### Text extract:
*****

= The Seven Fuqaha of Medina =

Seven Great Islamic scholars of all Time

The Seven Fuqaha of Medina (فقهاء المدينة السبعة), commonly referred to as The Seven Fuqaha (الفقهاء السبعة), are seven experts in Islamic jurisprudence who lived around the same time in the Islamic holy city of Medina. These seven religious scholars were also muftis and were among the largest contributors to the transmission of hadith in the second generation following the Islamic prophet Muhammad, known as the tabi'un.

*****

(Box coordinate listings)

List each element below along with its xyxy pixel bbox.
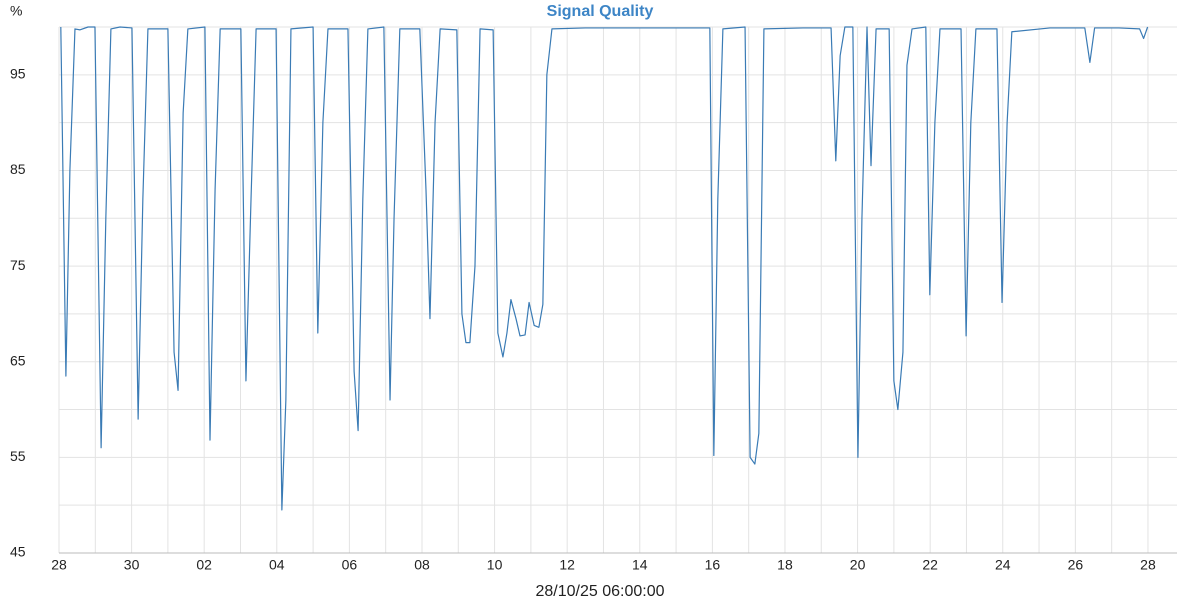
x-tick-label: 06 (342, 557, 358, 573)
x-tick-label: 16 (705, 557, 721, 573)
y-tick-label: 65 (10, 352, 26, 368)
y-tick-label: 85 (10, 161, 26, 177)
y-tick-label: 75 (10, 257, 26, 273)
y-tick-label: 55 (10, 448, 26, 464)
x-tick-label: 10 (487, 557, 503, 573)
x-tick-label: 20 (850, 557, 866, 573)
x-tick-label: 12 (559, 557, 575, 573)
y-axis-unit: % (10, 3, 22, 19)
chart-title: Signal Quality (547, 3, 654, 20)
y-tick-label: 95 (10, 66, 26, 82)
x-tick-label: 28 (1140, 557, 1156, 573)
x-tick-label: 08 (414, 557, 430, 573)
x-tick-label: 04 (269, 557, 285, 573)
x-tick-label: 24 (995, 557, 1011, 573)
x-tick-label: 26 (1068, 557, 1084, 573)
signal-line (60, 26, 1149, 511)
x-axis-title: 28/10/25 06:00:00 (535, 583, 664, 600)
x-tick-label: 22 (922, 557, 938, 573)
y-tick-label: 45 (10, 544, 26, 560)
x-tick-label: 02 (196, 557, 212, 573)
x-tick-label: 30 (124, 557, 140, 573)
x-tick-label: 14 (632, 557, 648, 573)
x-tick-label: 18 (777, 557, 793, 573)
x-tick-label: 28 (51, 557, 67, 573)
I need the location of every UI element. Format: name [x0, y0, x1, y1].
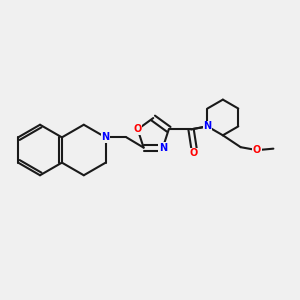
- Text: O: O: [253, 145, 261, 155]
- Text: N: N: [159, 142, 167, 153]
- Text: O: O: [190, 148, 198, 158]
- Text: O: O: [134, 124, 142, 134]
- Text: N: N: [102, 132, 110, 142]
- Text: N: N: [203, 122, 211, 131]
- Text: N: N: [203, 122, 211, 131]
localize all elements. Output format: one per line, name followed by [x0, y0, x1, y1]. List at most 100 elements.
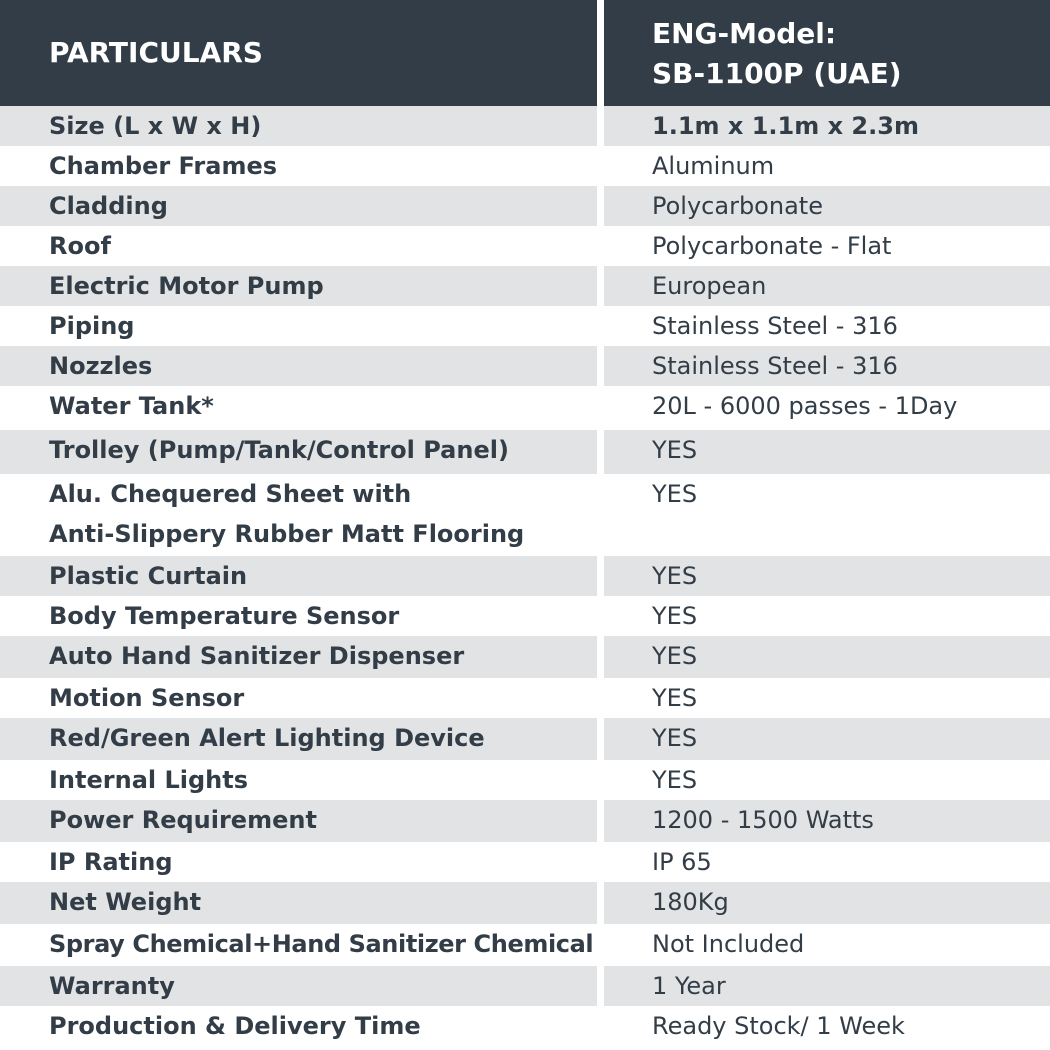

*****

### Problem A:
In the text on the Seven Fuqaha of Medina, what name is given to the second generation following the Islamic prophet Muhammad?
### Problem B:
Decide whether each statement agrees with the text on the Seven Fuqaha of Medina, answering yes or no and quoting the words that settle it. (i) The seven scholars lived around the same time in Medina. (ii) They were among the smallest contributors to the transmission of hadith. (iii) They are commonly referred to as The Seven Fuqaha.
### Problem C:
Please rewrite the stretch of the text on the Seven Fuqaha of Medina from "The Seven Fuqaha of Medina (فقهاء" through "as the tabi'un.", substituting "learned men" for "religious scholars".

### Finished answer A:
The tabi'un.

### Finished answer B:
(i) Yes: "who lived around the same time in the Islamic holy city of Medina"
(ii) No: "were among the largest contributors to the transmission of hadith"
(iii) Yes: "commonly referred to as The Seven Fuqaha"

### Finished answer C:
The Seven Fuqaha of Medina (فقهاء المدينة السبعة), commonly referred to as The Seven Fuqaha (الفقهاء السبعة), are seven experts in Islamic jurisprudence who lived around the same time in the Islamic holy city of Medina. These seven learned men were also muftis and were among the largest contributors to the transmission of hadith in the second generation following the Islamic prophet Muhammad, known as the tabi'un.